Print every line of the records below without changing a word, and leave out the pictures.

#### INPUT RECORDS
· · · ·
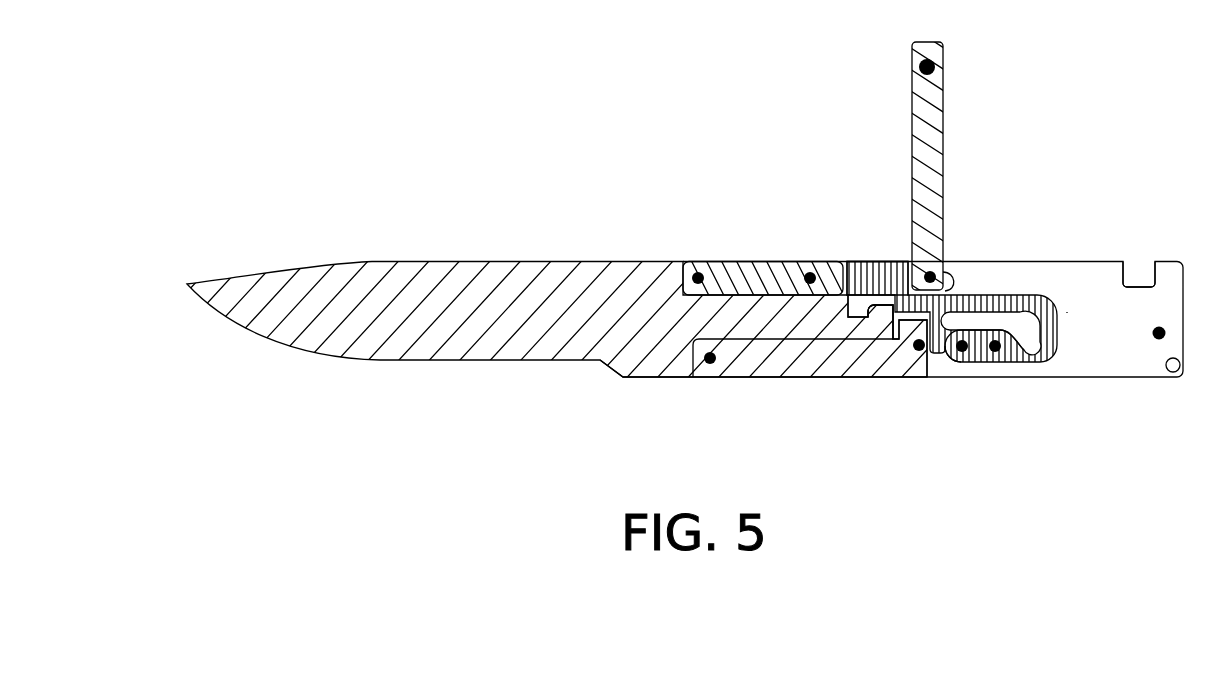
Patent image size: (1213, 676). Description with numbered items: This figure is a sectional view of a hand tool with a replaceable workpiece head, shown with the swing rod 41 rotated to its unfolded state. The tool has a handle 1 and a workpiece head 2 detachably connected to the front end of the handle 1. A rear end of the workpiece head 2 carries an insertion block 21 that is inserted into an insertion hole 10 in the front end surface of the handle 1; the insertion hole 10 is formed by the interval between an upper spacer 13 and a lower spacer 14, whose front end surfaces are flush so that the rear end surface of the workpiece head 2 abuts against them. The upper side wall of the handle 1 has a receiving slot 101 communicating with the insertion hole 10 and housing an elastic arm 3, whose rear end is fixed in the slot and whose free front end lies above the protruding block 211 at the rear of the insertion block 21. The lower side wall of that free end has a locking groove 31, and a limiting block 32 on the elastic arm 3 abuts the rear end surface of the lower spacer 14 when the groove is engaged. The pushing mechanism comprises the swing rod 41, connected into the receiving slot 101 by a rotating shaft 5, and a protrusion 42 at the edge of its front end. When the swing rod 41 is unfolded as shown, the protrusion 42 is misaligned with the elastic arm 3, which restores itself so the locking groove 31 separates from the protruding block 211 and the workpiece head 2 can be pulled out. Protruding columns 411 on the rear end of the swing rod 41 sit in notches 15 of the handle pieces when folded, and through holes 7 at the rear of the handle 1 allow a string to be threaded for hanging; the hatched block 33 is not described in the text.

The handle 1 is at (1073, 377).
The workpiece head 2 is at (617, 272).
The elastic arm 3 is at (987, 297).
The rotating shaft 5 is at (920, 268).
The through holes 7 is at (1172, 373).
The insertion hole 10 is at (785, 270).
The upper spacer 13 is at (737, 270).
The lower spacer 14 is at (748, 370).
The notches 15 is at (1138, 278).
The insertion block 21 is at (790, 325).
The locking groove 31 is at (887, 268).
The limiting block 32 is at (942, 355).
The spring seat 33 is at (982, 360).
The swing rod 41 is at (933, 126).
The protrusion 42 is at (952, 283).
The receiving slot 101 is at (1067, 312).
The protruding block 211 is at (885, 330).
The protruding column 411 is at (937, 66).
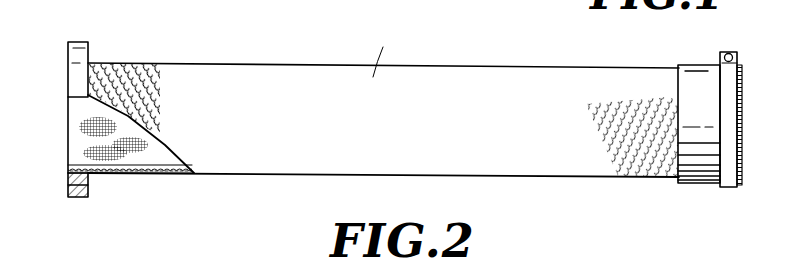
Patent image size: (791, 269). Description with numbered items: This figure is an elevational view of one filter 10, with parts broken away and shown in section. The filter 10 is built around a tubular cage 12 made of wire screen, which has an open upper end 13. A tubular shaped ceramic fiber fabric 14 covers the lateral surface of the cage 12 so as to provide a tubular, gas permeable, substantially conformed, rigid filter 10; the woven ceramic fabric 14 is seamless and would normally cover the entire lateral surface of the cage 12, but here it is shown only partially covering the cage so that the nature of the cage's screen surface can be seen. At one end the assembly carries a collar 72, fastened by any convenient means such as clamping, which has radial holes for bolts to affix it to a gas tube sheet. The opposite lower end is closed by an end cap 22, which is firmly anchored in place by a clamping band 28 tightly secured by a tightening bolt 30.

The filter 10 is at (309, 63).
The tubular cage 12 is at (128, 153).
The open upper end 13 is at (68, 128).
The ceramic fiber fabric 14 is at (387, 48).
The end cap 22 is at (698, 179).
The clamping band 28 is at (727, 181).
The tightening bolt 30 is at (733, 51).
The collar 72 is at (75, 42).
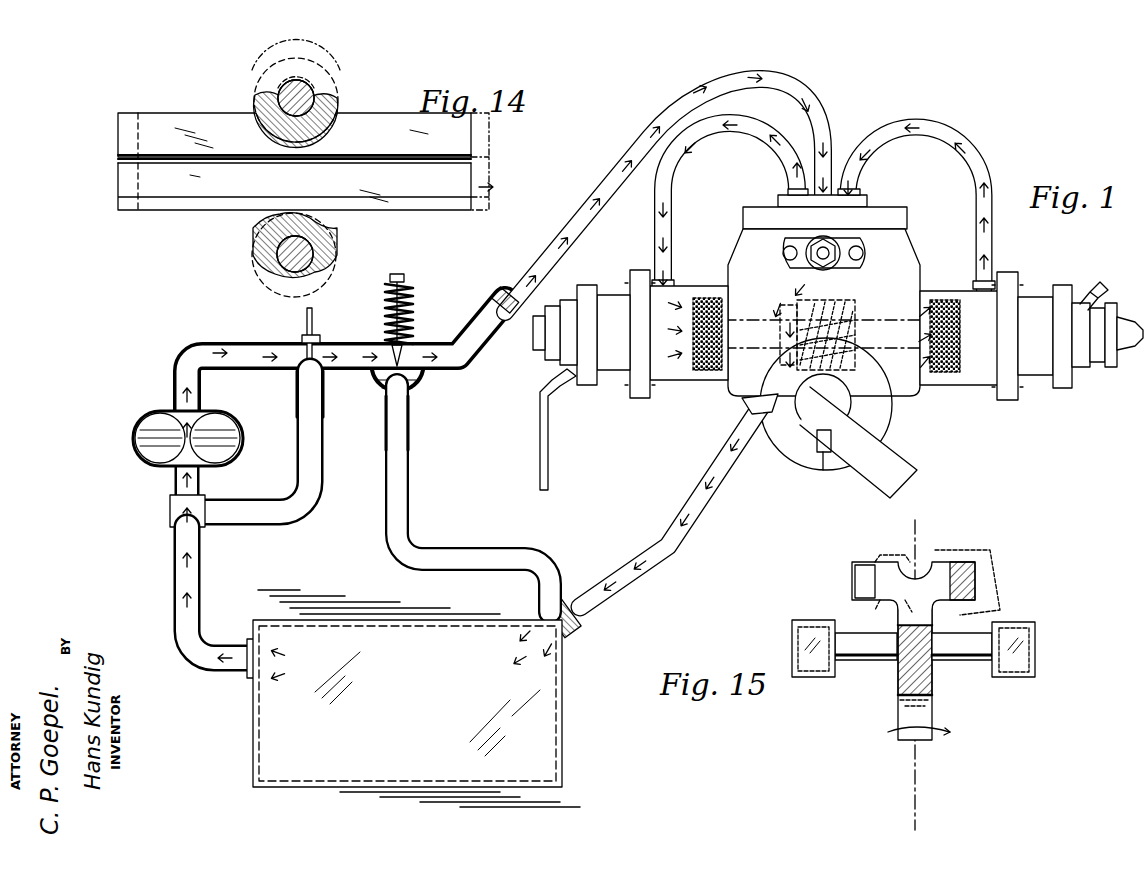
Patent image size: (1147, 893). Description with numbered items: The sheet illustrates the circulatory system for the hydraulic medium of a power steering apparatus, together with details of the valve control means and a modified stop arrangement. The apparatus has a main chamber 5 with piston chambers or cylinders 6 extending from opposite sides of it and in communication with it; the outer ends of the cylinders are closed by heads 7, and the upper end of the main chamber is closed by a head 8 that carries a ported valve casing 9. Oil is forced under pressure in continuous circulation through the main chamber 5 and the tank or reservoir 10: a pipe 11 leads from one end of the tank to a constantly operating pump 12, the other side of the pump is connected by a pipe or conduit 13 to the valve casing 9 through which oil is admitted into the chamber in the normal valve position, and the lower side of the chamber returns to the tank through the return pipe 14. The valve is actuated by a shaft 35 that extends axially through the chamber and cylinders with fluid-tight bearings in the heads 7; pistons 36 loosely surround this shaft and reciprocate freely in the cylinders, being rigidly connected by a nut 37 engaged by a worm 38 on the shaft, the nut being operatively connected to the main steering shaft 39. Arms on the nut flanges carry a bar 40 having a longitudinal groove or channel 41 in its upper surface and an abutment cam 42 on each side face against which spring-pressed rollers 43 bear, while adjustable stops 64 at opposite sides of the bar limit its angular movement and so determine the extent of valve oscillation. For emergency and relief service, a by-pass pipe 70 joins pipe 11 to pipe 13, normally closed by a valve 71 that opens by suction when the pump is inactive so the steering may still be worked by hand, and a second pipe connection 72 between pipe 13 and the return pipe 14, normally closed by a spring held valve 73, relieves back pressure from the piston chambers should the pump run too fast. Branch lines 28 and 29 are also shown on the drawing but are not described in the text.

In FIG. 1, the main chamber 5 is at (890, 395).
In FIG. 1, the piston chambers or cylinders 6 is at (675, 378).
In FIG. 1, the heads 7 is at (622, 387).
In FIG. 1, the head 8 is at (890, 215).
In FIG. 1, the ported valve casing 9 is at (822, 200).
In FIG. 1, the tank or reservoir 10 is at (318, 610).
In FIG. 1, the pipe 11 is at (195, 598).
In FIG. 1, the pump 12 is at (160, 416).
In FIG. 1, the pipe or conduit 13 is at (493, 300).
In FIG. 1, the return pipe 14 is at (682, 548).
In FIG. 1, the branch pipe 28 is at (710, 128).
In FIG. 1, the branch pipe 29 is at (965, 150).
In FIG. 1, the shaft 35 is at (1128, 340).
In FIG. 1, the pistons 36 is at (706, 374).
In FIG. 1, the nut 37 is at (845, 300).
In FIG. 1, the worm 38 is at (858, 355).
In FIG. 1, the main steering shaft 39 is at (782, 400).
In FIG. 14, the bar 40 is at (175, 110).
In FIG. 15, the bar 40 is at (903, 690).
In FIG. 14, the longitudinal groove or channel 41 is at (158, 192).
In FIG. 15, the longitudinal groove or channel 41 is at (930, 575).
In FIG. 14, the abutment cam 42 is at (272, 108).
In FIG. 15, the abutment cam 42 is at (908, 570).
In FIG. 14, the rollers 43 is at (330, 112).
In FIG. 15, the adjustable stops 64 is at (840, 640).
In FIG. 1, the by-pass pipe 70 is at (300, 435).
In FIG. 1, the valve 71 is at (306, 327).
In FIG. 1, the second pipe connection 72 is at (410, 495).
In FIG. 1, the spring held valve 73 is at (410, 355).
· · · ·
#### TASK ANSWER
Patent image size: (1213, 676). Description with numbered items: This figure is a sectional view of a hand tool with a replaceable workpiece head, shown with the swing rod 41 rotated to its unfolded state. The tool has a handle 1 and a workpiece head 2 detachably connected to the front end of the handle 1. A rear end of the workpiece head 2 carries an insertion block 21 that is inserted into an insertion hole 10 in the front end surface of the handle 1; the insertion hole 10 is formed by the interval between an upper spacer 13 and a lower spacer 14, whose front end surfaces are flush so that the rear end surface of the workpiece head 2 abuts against them. The upper side wall of the handle 1 has a receiving slot 101 communicating with the insertion hole 10 and housing an elastic arm 3, whose rear end is fixed in the slot and whose free front end lies above the protruding block 211 at the rear of the insertion block 21. The lower side wall of that free end has a locking groove 31, and a limiting block 32 on the elastic arm 3 abuts the rear end surface of the lower spacer 14 when the groove is engaged. The pushing mechanism comprises the swing rod 41, connected into the receiving slot 101 by a rotating shaft 5, and a protrusion 42 at the edge of its front end. When the swing rod 41 is unfolded as shown, the protrusion 42 is misaligned with the elastic arm 3, which restores itself so the locking groove 31 separates from the protruding block 211 and the workpiece head 2 can be pulled out. Protruding columns 411 on the rear end of the swing rod 41 sit in notches 15 of the handle pieces when folded, and through holes 7 at the rear of the handle 1 allow a string to be threaded for hanging; the hatched block 33 is not described in the text.

The handle 1 is at (1073, 377).
The workpiece head 2 is at (617, 272).
The elastic arm 3 is at (987, 297).
The rotating shaft 5 is at (920, 268).
The through holes 7 is at (1172, 373).
The insertion hole 10 is at (785, 270).
The upper spacer 13 is at (737, 270).
The lower spacer 14 is at (748, 370).
The notches 15 is at (1138, 278).
The insertion block 21 is at (790, 325).
The locking groove 31 is at (887, 268).
The limiting block 32 is at (942, 355).
The spring seat 33 is at (982, 360).
The swing rod 41 is at (933, 126).
The protrusion 42 is at (952, 283).
The receiving slot 101 is at (1067, 312).
The protruding block 211 is at (885, 330).
The protruding column 411 is at (937, 66).
Patent image size: (791, 269). Description with numbered items: This figure is an elevational view of one filter 10, with parts broken away and shown in section. The filter 10 is built around a tubular cage 12 made of wire screen, which has an open upper end 13. A tubular shaped ceramic fiber fabric 14 covers the lateral surface of the cage 12 so as to provide a tubular, gas permeable, substantially conformed, rigid filter 10; the woven ceramic fabric 14 is seamless and would normally cover the entire lateral surface of the cage 12, but here it is shown only partially covering the cage so that the nature of the cage's screen surface can be seen. At one end the assembly carries a collar 72, fastened by any convenient means such as clamping, which has radial holes for bolts to affix it to a gas tube sheet. The opposite lower end is closed by an end cap 22, which is firmly anchored in place by a clamping band 28 tightly secured by a tightening bolt 30.

The filter 10 is at (309, 63).
The tubular cage 12 is at (128, 153).
The open upper end 13 is at (68, 128).
The ceramic fiber fabric 14 is at (387, 48).
The end cap 22 is at (698, 179).
The clamping band 28 is at (727, 181).
The tightening bolt 30 is at (733, 51).
The collar 72 is at (75, 42).
Patent image size: (1147, 893). Description with numbered items: The sheet illustrates the circulatory system for the hydraulic medium of a power steering apparatus, together with details of the valve control means and a modified stop arrangement. The apparatus has a main chamber 5 with piston chambers or cylinders 6 extending from opposite sides of it and in communication with it; the outer ends of the cylinders are closed by heads 7, and the upper end of the main chamber is closed by a head 8 that carries a ported valve casing 9. Oil is forced under pressure in continuous circulation through the main chamber 5 and the tank or reservoir 10: a pipe 11 leads from one end of the tank to a constantly operating pump 12, the other side of the pump is connected by a pipe or conduit 13 to the valve casing 9 through which oil is admitted into the chamber in the normal valve position, and the lower side of the chamber returns to the tank through the return pipe 14. The valve is actuated by a shaft 35 that extends axially through the chamber and cylinders with fluid-tight bearings in the heads 7; pistons 36 loosely surround this shaft and reciprocate freely in the cylinders, being rigidly connected by a nut 37 engaged by a worm 38 on the shaft, the nut being operatively connected to the main steering shaft 39. Arms on the nut flanges carry a bar 40 having a longitudinal groove or channel 41 in its upper surface and an abutment cam 42 on each side face against which spring-pressed rollers 43 bear, while adjustable stops 64 at opposite sides of the bar limit its angular movement and so determine the extent of valve oscillation. For emergency and relief service, a by-pass pipe 70 joins pipe 11 to pipe 13, normally closed by a valve 71 that opens by suction when the pump is inactive so the steering may still be worked by hand, and a second pipe connection 72 between pipe 13 and the return pipe 14, normally closed by a spring held valve 73, relieves back pressure from the piston chambers should the pump run too fast. Branch lines 28 and 29 are also shown on the drawing but are not described in the text.

In FIG. 1, the main chamber 5 is at (890, 395).
In FIG. 1, the piston chambers or cylinders 6 is at (675, 378).
In FIG. 1, the heads 7 is at (622, 387).
In FIG. 1, the head 8 is at (890, 215).
In FIG. 1, the ported valve casing 9 is at (822, 200).
In FIG. 1, the tank or reservoir 10 is at (318, 610).
In FIG. 1, the pipe 11 is at (195, 598).
In FIG. 1, the pump 12 is at (160, 416).
In FIG. 1, the pipe or conduit 13 is at (493, 300).
In FIG. 1, the return pipe 14 is at (682, 548).
In FIG. 1, the branch pipe 28 is at (710, 128).
In FIG. 1, the branch pipe 29 is at (965, 150).
In FIG. 1, the shaft 35 is at (1128, 340).
In FIG. 1, the pistons 36 is at (706, 374).
In FIG. 1, the nut 37 is at (845, 300).
In FIG. 1, the worm 38 is at (858, 355).
In FIG. 1, the main steering shaft 39 is at (782, 400).
In FIG. 14, the bar 40 is at (175, 110).
In FIG. 15, the bar 40 is at (903, 690).
In FIG. 14, the longitudinal groove or channel 41 is at (158, 192).
In FIG. 15, the longitudinal groove or channel 41 is at (930, 575).
In FIG. 14, the abutment cam 42 is at (272, 108).
In FIG. 15, the abutment cam 42 is at (908, 570).
In FIG. 14, the rollers 43 is at (330, 112).
In FIG. 15, the adjustable stops 64 is at (840, 640).
In FIG. 1, the by-pass pipe 70 is at (300, 435).
In FIG. 1, the valve 71 is at (306, 327).
In FIG. 1, the second pipe connection 72 is at (410, 495).
In FIG. 1, the spring held valve 73 is at (410, 355).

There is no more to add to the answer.